WHAT YOU HAVE TO DO: Pull out every line below that holds the word "JSON".

SOURCE MATERIAL:
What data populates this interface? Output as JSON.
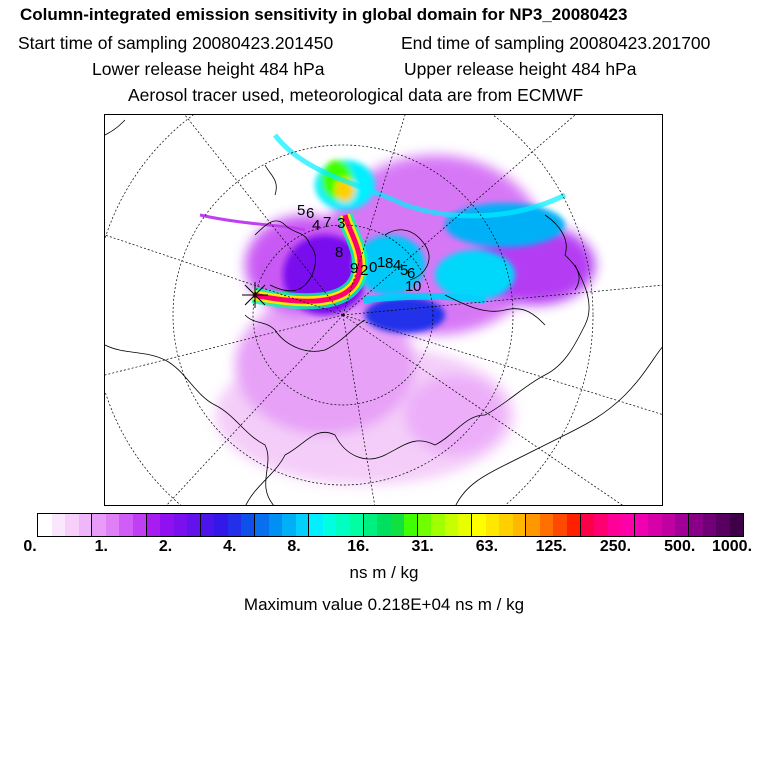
{
  "header": {
    "title": "Column-integrated emission sensitivity in global domain for NP3_20080423",
    "start_time": "Start time of sampling 20080423.201450",
    "end_time": "End time of sampling 20080423.201700",
    "lower_release": "Lower release height  484 hPa",
    "upper_release": "Upper release height  484 hPa",
    "tracer_info": "Aerosol tracer used, meteorological data are from ECMWF"
  },
  "map": {
    "projection": "north polar stereographic",
    "trajectory_labels": [
      "5",
      "6",
      "4",
      "7",
      "3",
      "8",
      "9",
      "2",
      "0",
      "1",
      "8",
      "4",
      "5",
      "6",
      "1",
      "0"
    ],
    "release_marker": "asterisk"
  },
  "colorbar": {
    "colors": [
      "#ffffff",
      "#fbe7fd",
      "#f6cffb",
      "#f0b6fa",
      "#e99bf9",
      "#df80f7",
      "#d05df5",
      "#c03ef3",
      "#a81cf1",
      "#8f10f0",
      "#7a10ee",
      "#6212ec",
      "#4a14eb",
      "#3418ea",
      "#2230ea",
      "#1050ea",
      "#0870ee",
      "#0090f3",
      "#00b0f7",
      "#00d0fb",
      "#00f0ff",
      "#00ffe0",
      "#00ffc0",
      "#00ffa0",
      "#00f080",
      "#00e060",
      "#10e040",
      "#40ff00",
      "#70ff00",
      "#a0ff00",
      "#c8ff00",
      "#e8ff00",
      "#ffff00",
      "#ffe800",
      "#ffd000",
      "#ffb800",
      "#ff9800",
      "#ff7000",
      "#ff4800",
      "#ff2000",
      "#ff0048",
      "#ff0070",
      "#ff0098",
      "#ff00a8",
      "#f000b0",
      "#d800a8",
      "#c000a0",
      "#a00098",
      "#880088",
      "#700078",
      "#580060",
      "#400048"
    ],
    "ticks": [
      "0.",
      "1.",
      "2.",
      "4.",
      "8.",
      "16.",
      "31.",
      "63.",
      "125.",
      "250.",
      "500.",
      "1000."
    ],
    "unit": "ns m / kg"
  },
  "footer": {
    "max_value": "Maximum value  0.218E+04 ns m / kg"
  }
}
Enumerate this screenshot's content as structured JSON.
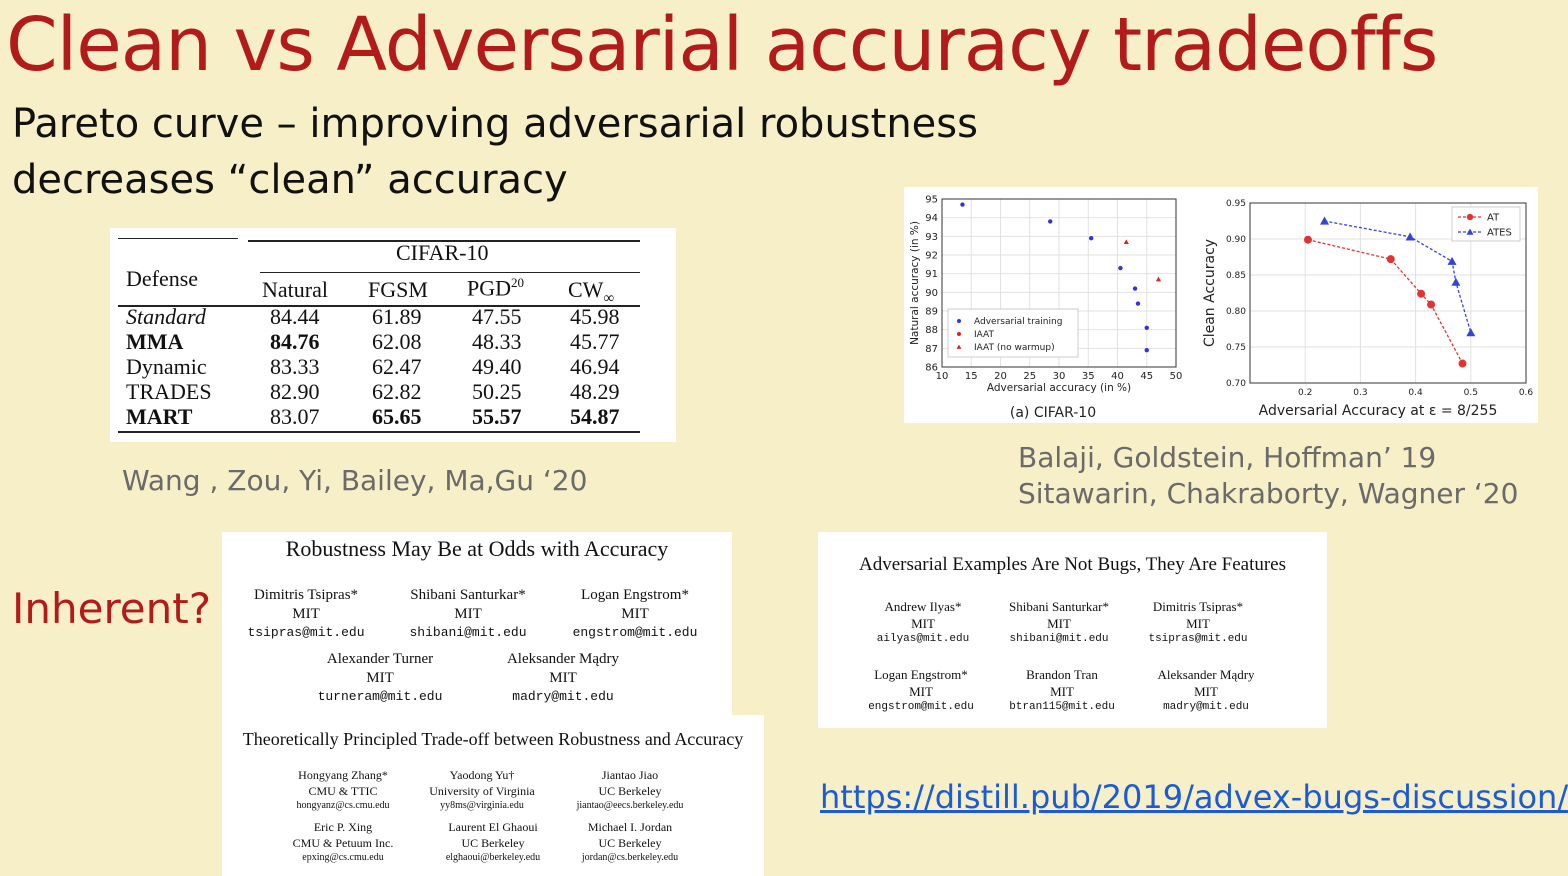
{
  "slide": {
    "title": "Clean vs Adversarial accuracy tradeoffs",
    "subtitle_line1": "Pareto curve – improving adversarial robustness",
    "subtitle_line2": "decreases “clean” accuracy",
    "inherent": "Inherent?",
    "cite_table": "Wang , Zou, Yi, Bailey, Ma,Gu ‘20",
    "cite_plots_1": "Balaji, Goldstein, Hoffman’ 19",
    "cite_plots_2": "Sitawarin, Chakraborty, Wagner ‘20",
    "link": "https://distill.pub/2019/advex-bugs-discussion/"
  },
  "table": {
    "group_header": "CIFAR-10",
    "defense_header": "Defense",
    "columns": [
      "Natural",
      "FGSM",
      "PGD",
      "CW"
    ],
    "pgd_sup": "20",
    "cw_sub": "∞",
    "rows": [
      {
        "name": "Standard",
        "values": [
          "84.44",
          "61.89",
          "47.55",
          "45.98"
        ]
      },
      {
        "name": "MMA",
        "values": [
          "84.76",
          "62.08",
          "48.33",
          "45.77"
        ]
      },
      {
        "name": "Dynamic",
        "values": [
          "83.33",
          "62.47",
          "49.40",
          "46.94"
        ]
      },
      {
        "name": "TRADES",
        "values": [
          "82.90",
          "62.82",
          "50.25",
          "48.29"
        ]
      },
      {
        "name": "MART",
        "values": [
          "83.07",
          "65.65",
          "55.57",
          "54.87"
        ]
      }
    ]
  },
  "chart_data": [
    {
      "type": "scatter",
      "xlabel": "Adversarial accuracy (in %)",
      "ylabel": "Natural accuracy (in %)",
      "caption": "(a) CIFAR-10",
      "xlim": [
        10,
        50
      ],
      "ylim": [
        86,
        95
      ],
      "xticks": [
        "10",
        "15",
        "20",
        "25",
        "30",
        "35",
        "40",
        "45",
        "50"
      ],
      "yticks": [
        "86",
        "87",
        "88",
        "89",
        "90",
        "91",
        "92",
        "93",
        "94",
        "95"
      ],
      "grid": true,
      "legend_position": "bottom-left",
      "series": [
        {
          "name": "Adversarial training",
          "color": "#3333dd",
          "marker": "dot",
          "points": [
            [
              13.5,
              94.7
            ],
            [
              28.5,
              93.8
            ],
            [
              35.5,
              92.9
            ],
            [
              40.5,
              91.3
            ],
            [
              43,
              90.2
            ],
            [
              43.5,
              89.4
            ],
            [
              45,
              88.1
            ],
            [
              45,
              86.9
            ]
          ]
        },
        {
          "name": "IAAT",
          "color": "#dd2222",
          "marker": "dot",
          "points": []
        },
        {
          "name": "IAAT (no warmup)",
          "color": "#dd2222",
          "marker": "triangle",
          "points": [
            [
              41.5,
              92.7
            ],
            [
              47,
              90.7
            ]
          ]
        }
      ]
    },
    {
      "type": "line",
      "xlabel": "Adversarial Accuracy at ε = 8/255",
      "ylabel": "Clean Accuracy",
      "xlim": [
        0.1,
        0.6
      ],
      "ylim": [
        0.7,
        0.95
      ],
      "xticks": [
        "0.2",
        "0.3",
        "0.4",
        "0.5",
        "0.6"
      ],
      "yticks": [
        "0.70",
        "0.75",
        "0.80",
        "0.85",
        "0.90",
        "0.95"
      ],
      "grid": true,
      "legend_position": "top-right",
      "series": [
        {
          "name": "AT",
          "color": "#e23333",
          "marker": "circle",
          "points": [
            [
              0.205,
              0.899
            ],
            [
              0.355,
              0.872
            ],
            [
              0.41,
              0.824
            ],
            [
              0.428,
              0.809
            ],
            [
              0.485,
              0.727
            ]
          ]
        },
        {
          "name": "ATES",
          "color": "#3344dd",
          "marker": "triangle",
          "points": [
            [
              0.235,
              0.925
            ],
            [
              0.39,
              0.903
            ],
            [
              0.466,
              0.869
            ],
            [
              0.473,
              0.84
            ],
            [
              0.5,
              0.77
            ]
          ]
        }
      ]
    }
  ],
  "paper1": {
    "title": "Robustness May Be at Odds with Accuracy",
    "authors": [
      {
        "name": "Dimitris Tsipras*",
        "aff": "MIT",
        "email": "tsipras@mit.edu"
      },
      {
        "name": "Shibani Santurkar*",
        "aff": "MIT",
        "email": "shibani@mit.edu"
      },
      {
        "name": "Logan Engstrom*",
        "aff": "MIT",
        "email": "engstrom@mit.edu"
      },
      {
        "name": "Alexander Turner",
        "aff": "MIT",
        "email": "turneram@mit.edu"
      },
      {
        "name": "Aleksander Mądry",
        "aff": "MIT",
        "email": "madry@mit.edu"
      }
    ]
  },
  "paper2": {
    "title": "Theoretically Principled Trade-off between Robustness and Accuracy",
    "authors": [
      {
        "name": "Hongyang Zhang*",
        "aff": "CMU & TTIC",
        "email": "hongyanz@cs.cmu.edu"
      },
      {
        "name": "Yaodong Yu†",
        "aff": "University of Virginia",
        "email": "yy8ms@virginia.edu"
      },
      {
        "name": "Jiantao Jiao",
        "aff": "UC Berkeley",
        "email": "jiantao@eecs.berkeley.edu"
      },
      {
        "name": "Eric P. Xing",
        "aff": "CMU & Petuum Inc.",
        "email": "epxing@cs.cmu.edu"
      },
      {
        "name": "Laurent El Ghaoui",
        "aff": "UC Berkeley",
        "email": "elghaoui@berkeley.edu"
      },
      {
        "name": "Michael I. Jordan",
        "aff": "UC Berkeley",
        "email": "jordan@cs.berkeley.edu"
      }
    ]
  },
  "paper3": {
    "title": "Adversarial Examples Are Not Bugs, They Are Features",
    "authors": [
      {
        "name": "Andrew Ilyas*",
        "aff": "MIT",
        "email": "ailyas@mit.edu"
      },
      {
        "name": "Shibani Santurkar*",
        "aff": "MIT",
        "email": "shibani@mit.edu"
      },
      {
        "name": "Dimitris Tsipras*",
        "aff": "MIT",
        "email": "tsipras@mit.edu"
      },
      {
        "name": "Logan Engstrom*",
        "aff": "MIT",
        "email": "engstrom@mit.edu"
      },
      {
        "name": "Brandon Tran",
        "aff": "MIT",
        "email": "btran115@mit.edu"
      },
      {
        "name": "Aleksander Mądry",
        "aff": "MIT",
        "email": "madry@mit.edu"
      }
    ]
  }
}
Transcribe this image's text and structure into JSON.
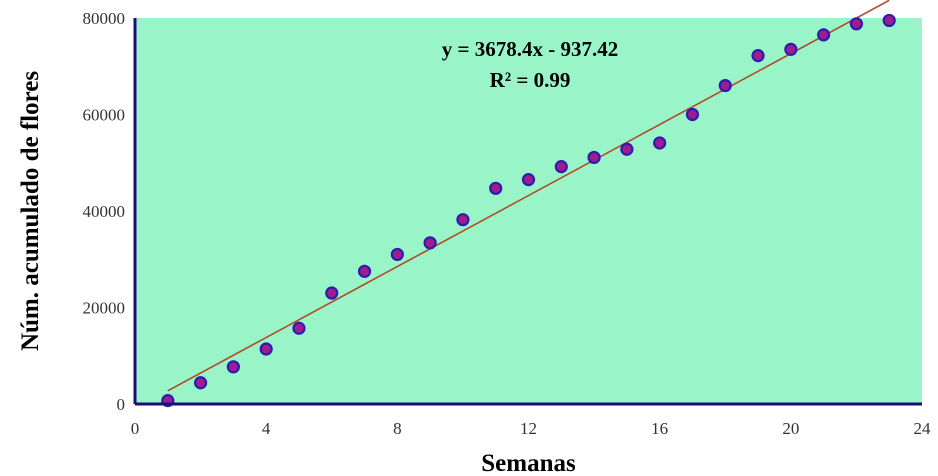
{
  "chart_data": {
    "type": "scatter",
    "xlabel": "Semanas",
    "ylabel": "Núm. acumulado  de flores",
    "xlim": [
      0,
      24
    ],
    "ylim": [
      0,
      80000
    ],
    "x_ticks": [
      0,
      4,
      8,
      12,
      16,
      20,
      24
    ],
    "y_ticks": [
      0,
      20000,
      40000,
      60000,
      80000
    ],
    "grid": false,
    "background_color": "#99f5c8",
    "axis_color": "#1a0d7a",
    "marker_fill": "#a01c8c",
    "marker_edge": "#2d1cb0",
    "trendline_color": "#b04a2a",
    "series": [
      {
        "x": [
          1,
          2,
          3,
          4,
          5,
          6,
          7,
          8,
          9,
          10,
          11,
          12,
          13,
          14,
          15,
          16,
          17,
          18,
          19,
          20,
          21,
          22,
          23
        ],
        "y": [
          700,
          4400,
          7700,
          11400,
          15700,
          23000,
          27500,
          31000,
          33400,
          38200,
          44700,
          46500,
          49200,
          51100,
          52800,
          54100,
          60000,
          66000,
          72200,
          73500,
          76500,
          78800,
          79500
        ]
      }
    ],
    "trendline": {
      "slope": 3678.4,
      "intercept": -937.42,
      "x_range": [
        1,
        23
      ],
      "equation": "y = 3678.4x - 937.42",
      "r2": "R² = 0.99"
    }
  }
}
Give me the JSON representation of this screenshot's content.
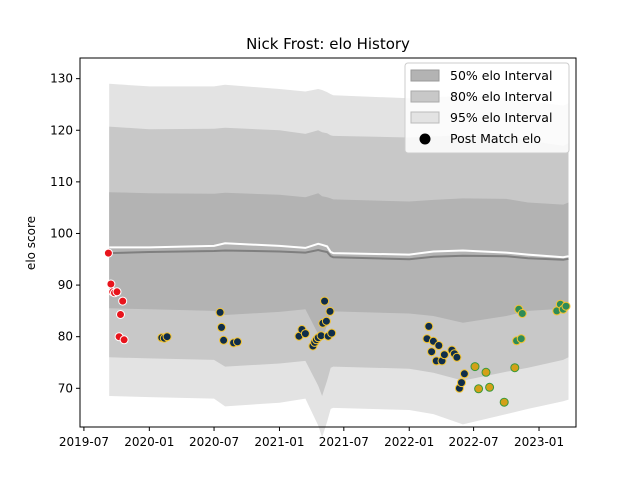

SOLUTION FOR THIS EXERCISE:
What data populates this interface? Output as JSON.
Enumerate this screenshot's content as structured JSON.
Transcribe this image's text and structure into JSON.
Give me the JSON representation of this screenshot's content.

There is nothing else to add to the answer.